**** Given records ****

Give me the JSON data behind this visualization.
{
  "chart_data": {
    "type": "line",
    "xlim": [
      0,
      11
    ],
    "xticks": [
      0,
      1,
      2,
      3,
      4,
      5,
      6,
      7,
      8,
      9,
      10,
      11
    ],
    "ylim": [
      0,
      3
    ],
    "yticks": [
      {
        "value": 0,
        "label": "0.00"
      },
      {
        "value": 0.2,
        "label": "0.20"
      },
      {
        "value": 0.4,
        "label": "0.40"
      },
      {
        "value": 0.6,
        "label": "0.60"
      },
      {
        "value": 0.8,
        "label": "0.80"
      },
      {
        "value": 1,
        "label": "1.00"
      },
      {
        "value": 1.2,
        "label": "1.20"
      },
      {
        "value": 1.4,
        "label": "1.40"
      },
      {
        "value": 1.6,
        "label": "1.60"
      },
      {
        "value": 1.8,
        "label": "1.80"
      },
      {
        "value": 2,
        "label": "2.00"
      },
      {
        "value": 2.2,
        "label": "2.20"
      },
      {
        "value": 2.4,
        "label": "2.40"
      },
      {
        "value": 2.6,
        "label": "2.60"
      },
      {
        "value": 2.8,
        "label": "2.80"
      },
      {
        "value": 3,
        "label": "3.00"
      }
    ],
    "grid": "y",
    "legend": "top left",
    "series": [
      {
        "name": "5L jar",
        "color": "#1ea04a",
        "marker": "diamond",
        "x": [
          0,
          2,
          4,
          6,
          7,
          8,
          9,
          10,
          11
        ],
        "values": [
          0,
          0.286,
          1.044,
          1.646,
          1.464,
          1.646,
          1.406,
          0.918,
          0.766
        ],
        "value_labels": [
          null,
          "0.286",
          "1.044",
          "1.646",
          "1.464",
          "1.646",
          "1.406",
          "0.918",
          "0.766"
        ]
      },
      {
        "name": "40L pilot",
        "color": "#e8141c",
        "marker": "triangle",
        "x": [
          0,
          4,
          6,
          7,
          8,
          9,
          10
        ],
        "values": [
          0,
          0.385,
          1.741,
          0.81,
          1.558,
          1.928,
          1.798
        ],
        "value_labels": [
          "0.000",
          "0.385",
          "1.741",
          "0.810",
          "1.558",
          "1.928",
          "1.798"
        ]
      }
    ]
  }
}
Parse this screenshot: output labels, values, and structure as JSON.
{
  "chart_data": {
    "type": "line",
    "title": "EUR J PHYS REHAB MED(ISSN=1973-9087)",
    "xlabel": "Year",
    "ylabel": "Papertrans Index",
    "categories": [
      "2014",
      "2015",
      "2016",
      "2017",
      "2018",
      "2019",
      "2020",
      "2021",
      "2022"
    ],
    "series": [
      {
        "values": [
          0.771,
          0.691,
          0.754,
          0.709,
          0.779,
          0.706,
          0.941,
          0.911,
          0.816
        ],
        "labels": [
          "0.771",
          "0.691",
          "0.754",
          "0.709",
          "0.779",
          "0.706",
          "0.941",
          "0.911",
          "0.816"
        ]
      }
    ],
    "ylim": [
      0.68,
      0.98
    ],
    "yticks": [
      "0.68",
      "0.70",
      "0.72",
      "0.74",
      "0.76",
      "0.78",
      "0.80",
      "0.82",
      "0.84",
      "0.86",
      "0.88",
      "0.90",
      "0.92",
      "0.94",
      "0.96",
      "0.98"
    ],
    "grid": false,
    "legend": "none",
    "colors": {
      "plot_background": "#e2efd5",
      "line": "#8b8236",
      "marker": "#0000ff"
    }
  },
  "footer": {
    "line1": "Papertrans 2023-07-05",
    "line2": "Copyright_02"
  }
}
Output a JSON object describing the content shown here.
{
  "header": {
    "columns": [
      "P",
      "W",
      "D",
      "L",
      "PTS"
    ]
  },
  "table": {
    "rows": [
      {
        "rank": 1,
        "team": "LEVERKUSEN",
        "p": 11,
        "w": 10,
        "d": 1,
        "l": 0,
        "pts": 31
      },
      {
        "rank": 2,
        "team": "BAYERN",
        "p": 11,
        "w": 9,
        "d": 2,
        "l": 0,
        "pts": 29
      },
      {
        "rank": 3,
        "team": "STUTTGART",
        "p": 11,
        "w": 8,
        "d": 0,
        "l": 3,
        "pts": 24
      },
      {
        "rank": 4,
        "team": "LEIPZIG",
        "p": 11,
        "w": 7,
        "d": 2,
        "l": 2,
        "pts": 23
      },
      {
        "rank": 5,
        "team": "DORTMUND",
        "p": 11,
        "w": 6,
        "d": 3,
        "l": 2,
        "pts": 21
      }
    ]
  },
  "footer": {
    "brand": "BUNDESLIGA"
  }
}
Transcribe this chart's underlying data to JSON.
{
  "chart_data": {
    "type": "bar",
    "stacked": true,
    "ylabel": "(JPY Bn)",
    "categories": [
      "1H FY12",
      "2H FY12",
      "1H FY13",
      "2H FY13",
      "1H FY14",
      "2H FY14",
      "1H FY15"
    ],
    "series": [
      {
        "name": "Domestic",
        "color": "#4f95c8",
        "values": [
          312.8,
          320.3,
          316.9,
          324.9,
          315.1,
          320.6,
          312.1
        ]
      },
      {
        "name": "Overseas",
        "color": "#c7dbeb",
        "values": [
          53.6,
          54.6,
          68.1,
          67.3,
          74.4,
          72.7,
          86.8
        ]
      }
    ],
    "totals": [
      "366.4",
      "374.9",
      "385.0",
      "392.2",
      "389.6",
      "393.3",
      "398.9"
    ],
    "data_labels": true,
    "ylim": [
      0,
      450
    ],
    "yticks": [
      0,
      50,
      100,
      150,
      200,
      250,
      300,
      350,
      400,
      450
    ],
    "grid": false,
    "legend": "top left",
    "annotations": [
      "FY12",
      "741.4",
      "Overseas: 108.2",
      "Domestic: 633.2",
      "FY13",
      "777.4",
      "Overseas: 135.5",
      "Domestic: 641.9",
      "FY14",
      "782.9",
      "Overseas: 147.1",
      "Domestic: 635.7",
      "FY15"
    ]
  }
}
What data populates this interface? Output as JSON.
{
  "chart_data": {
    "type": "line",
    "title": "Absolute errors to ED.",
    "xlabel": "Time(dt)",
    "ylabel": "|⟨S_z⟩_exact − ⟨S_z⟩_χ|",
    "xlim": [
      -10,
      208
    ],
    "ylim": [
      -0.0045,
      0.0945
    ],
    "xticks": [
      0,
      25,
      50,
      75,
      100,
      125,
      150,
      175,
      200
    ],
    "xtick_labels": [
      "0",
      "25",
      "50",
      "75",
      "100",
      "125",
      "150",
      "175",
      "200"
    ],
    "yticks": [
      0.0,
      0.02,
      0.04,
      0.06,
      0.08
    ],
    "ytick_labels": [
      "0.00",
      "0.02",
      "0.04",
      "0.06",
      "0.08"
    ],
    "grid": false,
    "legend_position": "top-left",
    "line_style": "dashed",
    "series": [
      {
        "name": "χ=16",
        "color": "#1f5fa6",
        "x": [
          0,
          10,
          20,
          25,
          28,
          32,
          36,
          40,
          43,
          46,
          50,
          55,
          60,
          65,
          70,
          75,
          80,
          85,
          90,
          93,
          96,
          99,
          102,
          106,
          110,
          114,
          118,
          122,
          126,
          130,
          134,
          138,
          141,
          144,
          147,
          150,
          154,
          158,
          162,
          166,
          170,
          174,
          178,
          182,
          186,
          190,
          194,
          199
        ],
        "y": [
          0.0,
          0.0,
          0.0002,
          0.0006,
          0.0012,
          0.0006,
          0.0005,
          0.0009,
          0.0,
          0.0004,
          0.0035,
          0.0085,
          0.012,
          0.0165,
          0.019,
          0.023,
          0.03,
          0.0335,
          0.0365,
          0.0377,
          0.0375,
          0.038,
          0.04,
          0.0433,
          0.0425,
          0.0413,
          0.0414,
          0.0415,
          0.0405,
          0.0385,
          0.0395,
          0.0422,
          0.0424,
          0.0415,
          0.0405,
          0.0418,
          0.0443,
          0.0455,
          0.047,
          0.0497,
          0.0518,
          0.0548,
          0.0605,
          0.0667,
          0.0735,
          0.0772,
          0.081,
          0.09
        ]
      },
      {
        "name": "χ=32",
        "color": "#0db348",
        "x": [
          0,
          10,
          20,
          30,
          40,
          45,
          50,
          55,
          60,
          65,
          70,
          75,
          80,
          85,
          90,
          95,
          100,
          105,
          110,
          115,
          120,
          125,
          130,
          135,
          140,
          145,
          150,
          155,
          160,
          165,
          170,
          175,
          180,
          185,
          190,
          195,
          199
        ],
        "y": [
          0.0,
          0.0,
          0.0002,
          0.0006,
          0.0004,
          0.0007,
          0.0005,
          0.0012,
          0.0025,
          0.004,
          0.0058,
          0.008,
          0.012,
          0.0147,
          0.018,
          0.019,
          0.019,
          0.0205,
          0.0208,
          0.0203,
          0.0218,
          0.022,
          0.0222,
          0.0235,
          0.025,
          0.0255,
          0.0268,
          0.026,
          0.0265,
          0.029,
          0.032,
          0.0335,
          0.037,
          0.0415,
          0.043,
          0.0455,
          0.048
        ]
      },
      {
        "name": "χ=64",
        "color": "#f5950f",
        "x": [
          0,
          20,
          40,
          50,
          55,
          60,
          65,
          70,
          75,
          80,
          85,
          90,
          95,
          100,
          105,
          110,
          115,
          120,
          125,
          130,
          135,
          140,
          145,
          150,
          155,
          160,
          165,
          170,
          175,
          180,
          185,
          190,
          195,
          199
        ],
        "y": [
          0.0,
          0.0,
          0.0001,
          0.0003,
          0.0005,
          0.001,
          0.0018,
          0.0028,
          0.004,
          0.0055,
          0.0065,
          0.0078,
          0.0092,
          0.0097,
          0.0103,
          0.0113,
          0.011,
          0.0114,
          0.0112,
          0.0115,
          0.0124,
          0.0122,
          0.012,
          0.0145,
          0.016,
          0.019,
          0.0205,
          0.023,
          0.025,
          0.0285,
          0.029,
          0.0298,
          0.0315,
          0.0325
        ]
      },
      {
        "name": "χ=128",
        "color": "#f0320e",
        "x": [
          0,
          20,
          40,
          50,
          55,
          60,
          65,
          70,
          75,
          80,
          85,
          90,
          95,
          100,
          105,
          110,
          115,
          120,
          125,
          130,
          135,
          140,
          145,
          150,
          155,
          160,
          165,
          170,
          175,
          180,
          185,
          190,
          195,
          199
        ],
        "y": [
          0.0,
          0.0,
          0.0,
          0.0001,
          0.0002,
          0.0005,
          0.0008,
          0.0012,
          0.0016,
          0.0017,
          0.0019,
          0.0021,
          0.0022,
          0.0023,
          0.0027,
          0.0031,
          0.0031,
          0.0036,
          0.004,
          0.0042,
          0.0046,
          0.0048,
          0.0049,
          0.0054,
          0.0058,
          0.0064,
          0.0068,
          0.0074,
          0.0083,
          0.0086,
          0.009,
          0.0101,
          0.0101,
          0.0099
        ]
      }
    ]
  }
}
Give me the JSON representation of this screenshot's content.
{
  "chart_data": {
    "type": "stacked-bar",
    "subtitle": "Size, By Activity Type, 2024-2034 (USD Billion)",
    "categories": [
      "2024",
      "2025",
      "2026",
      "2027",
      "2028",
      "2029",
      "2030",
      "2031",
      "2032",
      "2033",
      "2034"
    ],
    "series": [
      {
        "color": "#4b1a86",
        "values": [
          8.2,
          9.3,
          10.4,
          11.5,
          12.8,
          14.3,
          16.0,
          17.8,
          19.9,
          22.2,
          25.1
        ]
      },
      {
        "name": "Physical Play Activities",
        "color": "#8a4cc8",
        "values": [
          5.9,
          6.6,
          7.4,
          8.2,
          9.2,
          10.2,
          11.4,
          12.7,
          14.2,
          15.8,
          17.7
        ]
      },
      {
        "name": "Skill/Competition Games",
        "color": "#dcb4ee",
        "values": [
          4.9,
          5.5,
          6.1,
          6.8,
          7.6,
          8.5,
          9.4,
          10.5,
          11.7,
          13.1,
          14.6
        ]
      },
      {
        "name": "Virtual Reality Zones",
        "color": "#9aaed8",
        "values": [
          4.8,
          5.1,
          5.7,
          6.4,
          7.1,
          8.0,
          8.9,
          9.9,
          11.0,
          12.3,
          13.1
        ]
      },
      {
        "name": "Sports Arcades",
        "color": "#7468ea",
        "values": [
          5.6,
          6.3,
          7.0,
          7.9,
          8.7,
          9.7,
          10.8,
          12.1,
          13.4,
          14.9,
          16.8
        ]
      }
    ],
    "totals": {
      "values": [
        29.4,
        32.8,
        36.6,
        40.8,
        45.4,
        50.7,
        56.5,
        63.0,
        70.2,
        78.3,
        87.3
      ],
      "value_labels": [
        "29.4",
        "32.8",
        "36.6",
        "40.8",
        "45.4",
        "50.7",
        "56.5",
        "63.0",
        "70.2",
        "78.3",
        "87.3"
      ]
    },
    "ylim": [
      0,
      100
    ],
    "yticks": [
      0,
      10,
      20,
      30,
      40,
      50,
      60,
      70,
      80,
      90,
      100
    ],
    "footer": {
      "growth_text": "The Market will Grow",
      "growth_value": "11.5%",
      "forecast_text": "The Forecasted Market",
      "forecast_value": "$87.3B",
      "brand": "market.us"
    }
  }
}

****

**Exercise description:**
Copy all lines in the listing above where the string "Domestic" appears.

**Task output:**
        "name": "Domestic",
      "Domestic: 633.2",
      "Domestic: 641.9",
      "Domestic: 635.7",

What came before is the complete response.